→ **PROVIDED DATA**:
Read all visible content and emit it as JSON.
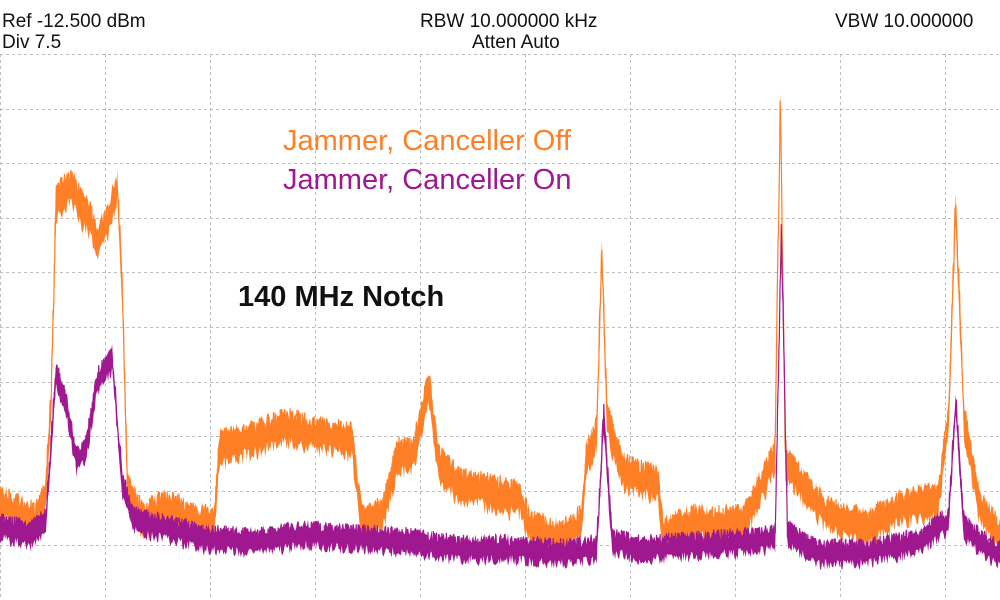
{
  "header": {
    "ref": "Ref -12.500 dBm",
    "div": "Div 7.5",
    "rbw": "RBW 10.000000 kHz",
    "atten": "Atten Auto",
    "vbw": "VBW 10.000000"
  },
  "colors": {
    "canceller_off": "#ff7f27",
    "canceller_on": "#a0188f",
    "grid": "#bdbdbd"
  },
  "chart_data": {
    "type": "line",
    "title": "",
    "xlabel": "",
    "ylabel": "",
    "annotation": "140 MHz Notch",
    "grid": true,
    "legend_position": "top-center",
    "ref_level_dbm": -12.5,
    "db_per_div": 7.5,
    "x_divisions": 10,
    "y_divisions": 10,
    "xlim": [
      0,
      10
    ],
    "ylim": [
      -87.5,
      -12.5
    ],
    "series": [
      {
        "name": "Jammer, Canceller Off",
        "color": "#ff7f27",
        "points": [
          [
            0.0,
            -73.5
          ],
          [
            0.2,
            -75
          ],
          [
            0.35,
            -76
          ],
          [
            0.45,
            -72
          ],
          [
            0.5,
            -60
          ],
          [
            0.55,
            -32
          ],
          [
            0.7,
            -30
          ],
          [
            0.8,
            -33
          ],
          [
            0.9,
            -35
          ],
          [
            0.95,
            -38
          ],
          [
            1.05,
            -35
          ],
          [
            1.15,
            -30
          ],
          [
            1.2,
            -45
          ],
          [
            1.25,
            -72
          ],
          [
            1.4,
            -76
          ],
          [
            1.6,
            -74
          ],
          [
            1.9,
            -76
          ],
          [
            2.1,
            -76.5
          ],
          [
            2.15,
            -66
          ],
          [
            2.5,
            -64.5
          ],
          [
            2.8,
            -63
          ],
          [
            3.1,
            -64
          ],
          [
            3.45,
            -65
          ],
          [
            3.55,
            -76.5
          ],
          [
            3.75,
            -75
          ],
          [
            3.9,
            -67
          ],
          [
            4.05,
            -67
          ],
          [
            4.2,
            -57
          ],
          [
            4.3,
            -68
          ],
          [
            4.5,
            -71
          ],
          [
            4.8,
            -72
          ],
          [
            5.1,
            -73
          ],
          [
            5.2,
            -77
          ],
          [
            5.5,
            -78.5
          ],
          [
            5.7,
            -76
          ],
          [
            5.75,
            -67
          ],
          [
            5.85,
            -64
          ],
          [
            5.9,
            -39
          ],
          [
            5.95,
            -62
          ],
          [
            6.1,
            -69
          ],
          [
            6.45,
            -71
          ],
          [
            6.5,
            -78
          ],
          [
            6.8,
            -76
          ],
          [
            7.0,
            -76.5
          ],
          [
            7.3,
            -76
          ],
          [
            7.6,
            -67
          ],
          [
            7.65,
            -18
          ],
          [
            7.7,
            -68
          ],
          [
            8.1,
            -75
          ],
          [
            8.5,
            -77
          ],
          [
            8.85,
            -74
          ],
          [
            9.2,
            -73
          ],
          [
            9.3,
            -62
          ],
          [
            9.37,
            -33
          ],
          [
            9.45,
            -62
          ],
          [
            9.6,
            -74
          ],
          [
            9.8,
            -78
          ],
          [
            10.0,
            -80
          ]
        ]
      },
      {
        "name": "Jammer, Canceller On",
        "color": "#a0188f",
        "points": [
          [
            0.0,
            -77
          ],
          [
            0.3,
            -78
          ],
          [
            0.45,
            -76
          ],
          [
            0.55,
            -56
          ],
          [
            0.65,
            -60
          ],
          [
            0.75,
            -68
          ],
          [
            0.85,
            -66
          ],
          [
            0.95,
            -57
          ],
          [
            1.1,
            -54
          ],
          [
            1.2,
            -71
          ],
          [
            1.3,
            -76
          ],
          [
            1.6,
            -77
          ],
          [
            2.0,
            -78.5
          ],
          [
            2.5,
            -79
          ],
          [
            3.0,
            -78
          ],
          [
            3.5,
            -78.5
          ],
          [
            4.0,
            -79
          ],
          [
            4.5,
            -80
          ],
          [
            5.0,
            -80
          ],
          [
            5.5,
            -80.5
          ],
          [
            5.85,
            -80
          ],
          [
            5.92,
            -62
          ],
          [
            6.0,
            -79
          ],
          [
            6.3,
            -80
          ],
          [
            6.8,
            -79.5
          ],
          [
            7.3,
            -79
          ],
          [
            7.6,
            -78.5
          ],
          [
            7.66,
            -36
          ],
          [
            7.72,
            -78
          ],
          [
            8.0,
            -80.5
          ],
          [
            8.5,
            -80.5
          ],
          [
            9.0,
            -79
          ],
          [
            9.3,
            -76
          ],
          [
            9.37,
            -60
          ],
          [
            9.45,
            -77
          ],
          [
            9.7,
            -80
          ],
          [
            10.0,
            -82
          ]
        ]
      }
    ]
  }
}
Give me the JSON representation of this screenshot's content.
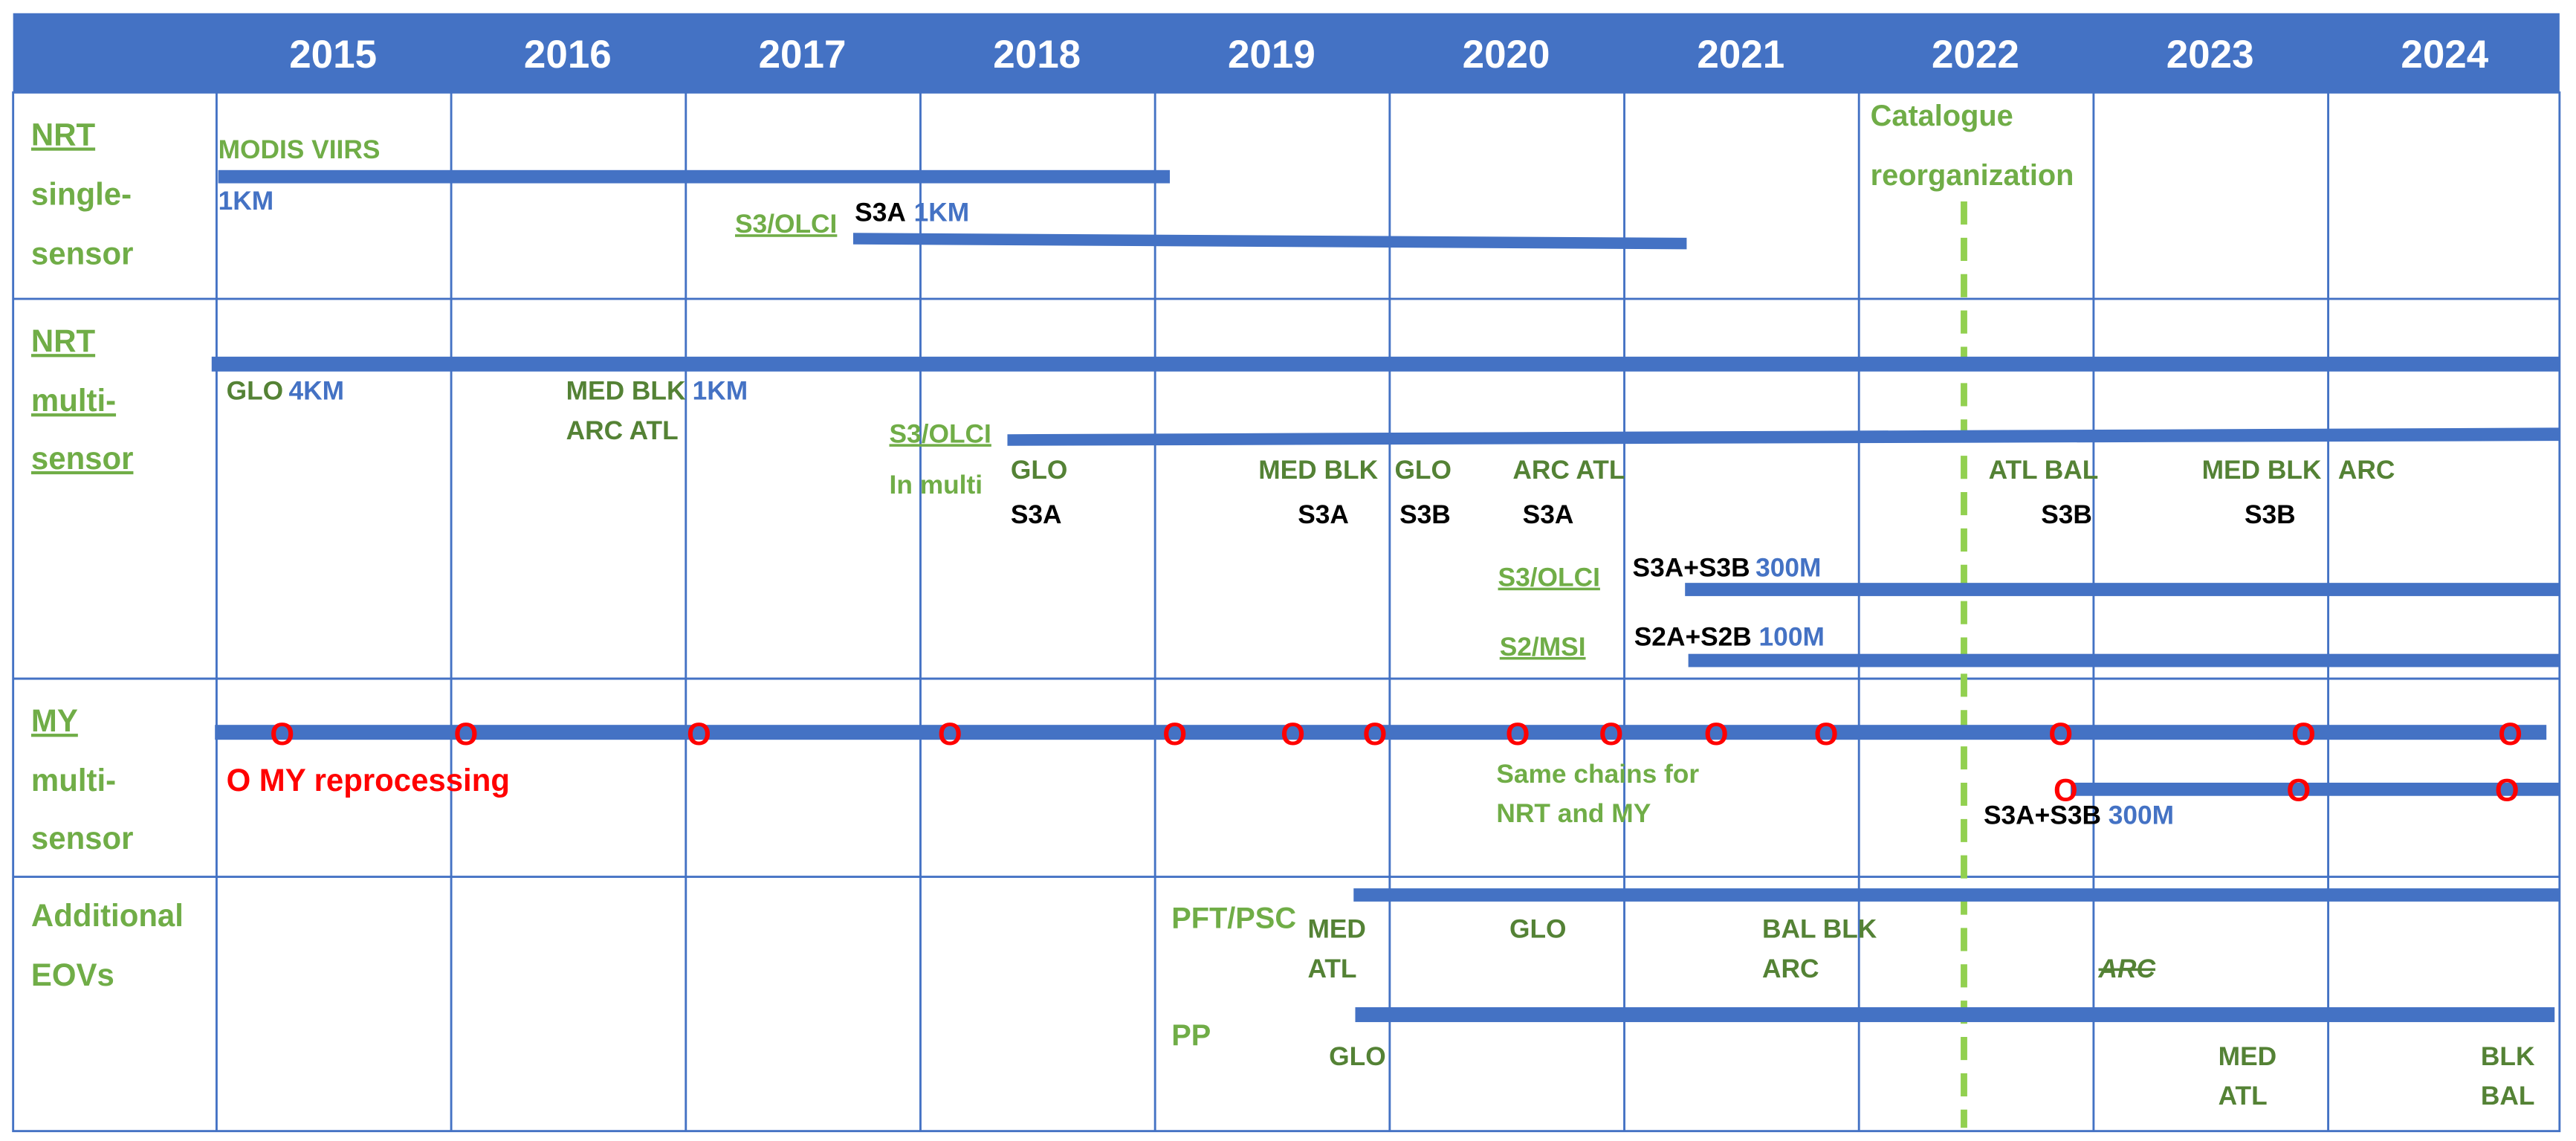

→ **SET EXERCISE**: Report only how many lines in the records contain the word "Jammer".

→ **COMPLETE OUTPUT**: 2